_Direction_:
Can you print every record below exactly as written?

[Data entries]
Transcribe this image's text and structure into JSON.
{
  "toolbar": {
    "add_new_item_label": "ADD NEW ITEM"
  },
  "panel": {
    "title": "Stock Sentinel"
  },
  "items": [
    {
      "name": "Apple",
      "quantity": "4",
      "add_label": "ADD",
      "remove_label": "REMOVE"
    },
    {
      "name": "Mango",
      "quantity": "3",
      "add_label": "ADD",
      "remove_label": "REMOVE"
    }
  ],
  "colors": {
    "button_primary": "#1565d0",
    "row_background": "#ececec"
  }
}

_Completed task_:
Transcribe this image's text and structure into JSON.
{
  "toolbar": {
    "add_new_item_label": "ADD NEW ITEM"
  },
  "panel": {
    "title": "Stock Sentinel"
  },
  "items": [
    {
      "name": "Apple",
      "quantity": "4",
      "add_label": "ADD",
      "remove_label": "REMOVE"
    },
    {
      "name": "Mango",
      "quantity": "3",
      "add_label": "ADD",
      "remove_label": "REMOVE"
    }
  ],
  "colors": {
    "button_primary": "#1565d0",
    "row_background": "#ececec"
  }
}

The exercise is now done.